§ SUPPLIED DATA
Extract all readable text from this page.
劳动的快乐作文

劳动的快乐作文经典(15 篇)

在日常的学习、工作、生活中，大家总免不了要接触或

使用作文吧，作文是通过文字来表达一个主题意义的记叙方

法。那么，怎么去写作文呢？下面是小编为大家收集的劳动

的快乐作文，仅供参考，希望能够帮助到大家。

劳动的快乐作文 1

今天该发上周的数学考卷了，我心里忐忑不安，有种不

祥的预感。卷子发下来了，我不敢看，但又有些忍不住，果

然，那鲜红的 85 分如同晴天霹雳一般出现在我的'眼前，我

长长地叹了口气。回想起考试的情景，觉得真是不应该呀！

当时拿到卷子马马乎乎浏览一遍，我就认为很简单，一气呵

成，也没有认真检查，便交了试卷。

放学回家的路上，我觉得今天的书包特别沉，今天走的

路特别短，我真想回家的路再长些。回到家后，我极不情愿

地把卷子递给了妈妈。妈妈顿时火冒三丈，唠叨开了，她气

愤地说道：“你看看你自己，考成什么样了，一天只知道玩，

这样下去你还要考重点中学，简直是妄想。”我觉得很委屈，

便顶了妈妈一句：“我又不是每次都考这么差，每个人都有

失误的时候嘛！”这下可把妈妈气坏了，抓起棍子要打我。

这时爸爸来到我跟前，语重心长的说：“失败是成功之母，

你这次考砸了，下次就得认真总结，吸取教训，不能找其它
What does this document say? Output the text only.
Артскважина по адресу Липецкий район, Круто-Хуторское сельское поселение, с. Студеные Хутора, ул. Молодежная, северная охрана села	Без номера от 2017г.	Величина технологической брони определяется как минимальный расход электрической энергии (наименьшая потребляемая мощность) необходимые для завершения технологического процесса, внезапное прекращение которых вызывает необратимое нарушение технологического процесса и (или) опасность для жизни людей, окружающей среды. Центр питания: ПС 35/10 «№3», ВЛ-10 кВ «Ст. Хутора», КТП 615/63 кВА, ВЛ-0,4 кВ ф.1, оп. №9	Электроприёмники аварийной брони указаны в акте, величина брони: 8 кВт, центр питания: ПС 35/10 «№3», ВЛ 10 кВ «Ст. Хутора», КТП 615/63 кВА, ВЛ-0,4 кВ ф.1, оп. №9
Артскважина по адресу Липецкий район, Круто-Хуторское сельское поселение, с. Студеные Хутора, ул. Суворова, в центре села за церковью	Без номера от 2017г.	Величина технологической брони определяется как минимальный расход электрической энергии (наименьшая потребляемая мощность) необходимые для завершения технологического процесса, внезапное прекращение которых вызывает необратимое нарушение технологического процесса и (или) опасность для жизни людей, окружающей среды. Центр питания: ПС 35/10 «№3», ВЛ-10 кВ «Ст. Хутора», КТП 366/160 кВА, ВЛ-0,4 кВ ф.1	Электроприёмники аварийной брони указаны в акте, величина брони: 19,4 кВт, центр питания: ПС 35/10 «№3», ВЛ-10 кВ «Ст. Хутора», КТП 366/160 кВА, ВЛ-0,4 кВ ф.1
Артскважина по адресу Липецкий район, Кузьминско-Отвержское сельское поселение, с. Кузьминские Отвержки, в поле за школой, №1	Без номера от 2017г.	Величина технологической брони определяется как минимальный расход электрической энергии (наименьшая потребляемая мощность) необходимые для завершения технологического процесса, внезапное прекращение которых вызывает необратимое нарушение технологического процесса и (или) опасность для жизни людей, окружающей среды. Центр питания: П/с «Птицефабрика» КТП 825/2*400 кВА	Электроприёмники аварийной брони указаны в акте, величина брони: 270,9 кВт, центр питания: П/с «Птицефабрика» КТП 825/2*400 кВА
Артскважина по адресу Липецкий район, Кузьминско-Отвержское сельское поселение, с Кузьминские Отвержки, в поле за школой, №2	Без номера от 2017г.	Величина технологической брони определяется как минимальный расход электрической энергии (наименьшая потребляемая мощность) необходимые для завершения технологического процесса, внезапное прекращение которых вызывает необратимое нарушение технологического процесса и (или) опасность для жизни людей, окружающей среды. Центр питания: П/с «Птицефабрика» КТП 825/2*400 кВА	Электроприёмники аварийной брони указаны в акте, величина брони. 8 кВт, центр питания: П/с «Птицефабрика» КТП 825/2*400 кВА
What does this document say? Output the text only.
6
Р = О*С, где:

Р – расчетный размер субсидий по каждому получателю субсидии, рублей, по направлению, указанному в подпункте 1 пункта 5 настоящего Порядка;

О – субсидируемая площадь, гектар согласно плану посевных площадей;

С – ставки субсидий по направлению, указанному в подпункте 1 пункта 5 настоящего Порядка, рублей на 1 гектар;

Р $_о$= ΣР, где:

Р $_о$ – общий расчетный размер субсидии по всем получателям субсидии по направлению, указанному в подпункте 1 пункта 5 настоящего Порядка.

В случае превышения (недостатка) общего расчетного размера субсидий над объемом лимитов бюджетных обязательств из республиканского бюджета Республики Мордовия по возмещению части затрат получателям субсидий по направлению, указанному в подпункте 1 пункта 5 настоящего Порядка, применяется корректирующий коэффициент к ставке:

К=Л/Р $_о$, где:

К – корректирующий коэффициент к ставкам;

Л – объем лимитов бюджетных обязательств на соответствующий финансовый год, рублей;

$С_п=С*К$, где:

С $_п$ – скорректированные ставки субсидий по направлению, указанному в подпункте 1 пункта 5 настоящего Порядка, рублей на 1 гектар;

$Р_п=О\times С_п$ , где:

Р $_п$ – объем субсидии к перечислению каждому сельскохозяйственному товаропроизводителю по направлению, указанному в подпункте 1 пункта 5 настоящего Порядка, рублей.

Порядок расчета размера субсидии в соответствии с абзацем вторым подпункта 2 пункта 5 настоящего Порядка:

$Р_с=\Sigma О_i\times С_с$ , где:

§ WHAT YOU HAVE TO DO
Reproduce the full set of records precisely.

§ ANSWER TO THE TASK
Extract all readable text from this page.
劳动的快乐作文

劳动的快乐作文经典(15 篇)

在日常的学习、工作、生活中，大家总免不了要接触或

使用作文吧，作文是通过文字来表达一个主题意义的记叙方

法。那么，怎么去写作文呢？下面是小编为大家收集的劳动

的快乐作文，仅供参考，希望能够帮助到大家。

劳动的快乐作文 1

今天该发上周的数学考卷了，我心里忐忑不安，有种不

祥的预感。卷子发下来了，我不敢看，但又有些忍不住，果

然，那鲜红的 85 分如同晴天霹雳一般出现在我的'眼前，我

长长地叹了口气。回想起考试的情景，觉得真是不应该呀！

当时拿到卷子马马乎乎浏览一遍，我就认为很简单，一气呵

成，也没有认真检查，便交了试卷。

放学回家的路上，我觉得今天的书包特别沉，今天走的

路特别短，我真想回家的路再长些。回到家后，我极不情愿

地把卷子递给了妈妈。妈妈顿时火冒三丈，唠叨开了，她气

愤地说道：“你看看你自己，考成什么样了，一天只知道玩，

这样下去你还要考重点中学，简直是妄想。”我觉得很委屈，

便顶了妈妈一句：“我又不是每次都考这么差，每个人都有

失误的时候嘛！”这下可把妈妈气坏了，抓起棍子要打我。

这时爸爸来到我跟前，语重心长的说：“失败是成功之母，

你这次考砸了，下次就得认真总结，吸取教训，不能找其它
What does this document say? Output the text only.
Артскважина по адресу Липецкий район, Круто-Хуторское сельское поселение, с. Студеные Хутора, ул. Молодежная, северная охрана села	Без номера от 2017г.	Величина технологической брони определяется как минимальный расход электрической энергии (наименьшая потребляемая мощность) необходимые для завершения технологического процесса, внезапное прекращение которых вызывает необратимое нарушение технологического процесса и (или) опасность для жизни людей, окружающей среды. Центр питания: ПС 35/10 «№3», ВЛ-10 кВ «Ст. Хутора», КТП 615/63 кВА, ВЛ-0,4 кВ ф.1, оп. №9	Электроприёмники аварийной брони указаны в акте, величина брони: 8 кВт, центр питания: ПС 35/10 «№3», ВЛ 10 кВ «Ст. Хутора», КТП 615/63 кВА, ВЛ-0,4 кВ ф.1, оп. №9
Артскважина по адресу Липецкий район, Круто-Хуторское сельское поселение, с. Студеные Хутора, ул. Суворова, в центре села за церковью	Без номера от 2017г.	Величина технологической брони определяется как минимальный расход электрической энергии (наименьшая потребляемая мощность) необходимые для завершения технологического процесса, внезапное прекращение которых вызывает необратимое нарушение технологического процесса и (или) опасность для жизни людей, окружающей среды. Центр питания: ПС 35/10 «№3», ВЛ-10 кВ «Ст. Хутора», КТП 366/160 кВА, ВЛ-0,4 кВ ф.1	Электроприёмники аварийной брони указаны в акте, величина брони: 19,4 кВт, центр питания: ПС 35/10 «№3», ВЛ-10 кВ «Ст. Хутора», КТП 366/160 кВА, ВЛ-0,4 кВ ф.1
Артскважина по адресу Липецкий район, Кузьминско-Отвержское сельское поселение, с. Кузьминские Отвержки, в поле за школой, №1	Без номера от 2017г.	Величина технологической брони определяется как минимальный расход электрической энергии (наименьшая потребляемая мощность) необходимые для завершения технологического процесса, внезапное прекращение которых вызывает необратимое нарушение технологического процесса и (или) опасность для жизни людей, окружающей среды. Центр питания: П/с «Птицефабрика» КТП 825/2*400 кВА	Электроприёмники аварийной брони указаны в акте, величина брони: 270,9 кВт, центр питания: П/с «Птицефабрика» КТП 825/2*400 кВА
Артскважина по адресу Липецкий район, Кузьминско-Отвержское сельское поселение, с Кузьминские Отвержки, в поле за школой, №2	Без номера от 2017г.	Величина технологической брони определяется как минимальный расход электрической энергии (наименьшая потребляемая мощность) необходимые для завершения технологического процесса, внезапное прекращение которых вызывает необратимое нарушение технологического процесса и (или) опасность для жизни людей, окружающей среды. Центр питания: П/с «Птицефабрика» КТП 825/2*400 кВА	Электроприёмники аварийной брони указаны в акте, величина брони. 8 кВт, центр питания: П/с «Птицефабрика» КТП 825/2*400 кВА
What does this document say? Output the text only.
6
Р = О*С, где:

Р – расчетный размер субсидий по каждому получателю субсидии, рублей, по направлению, указанному в подпункте 1 пункта 5 настоящего Порядка;

О – субсидируемая площадь, гектар согласно плану посевных площадей;

С – ставки субсидий по направлению, указанному в подпункте 1 пункта 5 настоящего Порядка, рублей на 1 гектар;

Р $_о$= ΣР, где:

Р $_о$ – общий расчетный размер субсидии по всем получателям субсидии по направлению, указанному в подпункте 1 пункта 5 настоящего Порядка.

В случае превышения (недостатка) общего расчетного размера субсидий над объемом лимитов бюджетных обязательств из республиканского бюджета Республики Мордовия по возмещению части затрат получателям субсидий по направлению, указанному в подпункте 1 пункта 5 настоящего Порядка, применяется корректирующий коэффициент к ставке:

К=Л/Р $_о$, где:

К – корректирующий коэффициент к ставкам;

Л – объем лимитов бюджетных обязательств на соответствующий финансовый год, рублей;

$С_п=С*К$, где:

С $_п$ – скорректированные ставки субсидий по направлению, указанному в подпункте 1 пункта 5 настоящего Порядка, рублей на 1 гектар;

$Р_п=О\times С_п$ , где:

Р $_п$ – объем субсидии к перечислению каждому сельскохозяйственному товаропроизводителю по направлению, указанному в подпункте 1 пункта 5 настоящего Порядка, рублей.

Порядок расчета размера субсидии в соответствии с абзацем вторым подпункта 2 пункта 5 настоящего Порядка:

$Р_с=\Sigma О_i\times С_с$ , где:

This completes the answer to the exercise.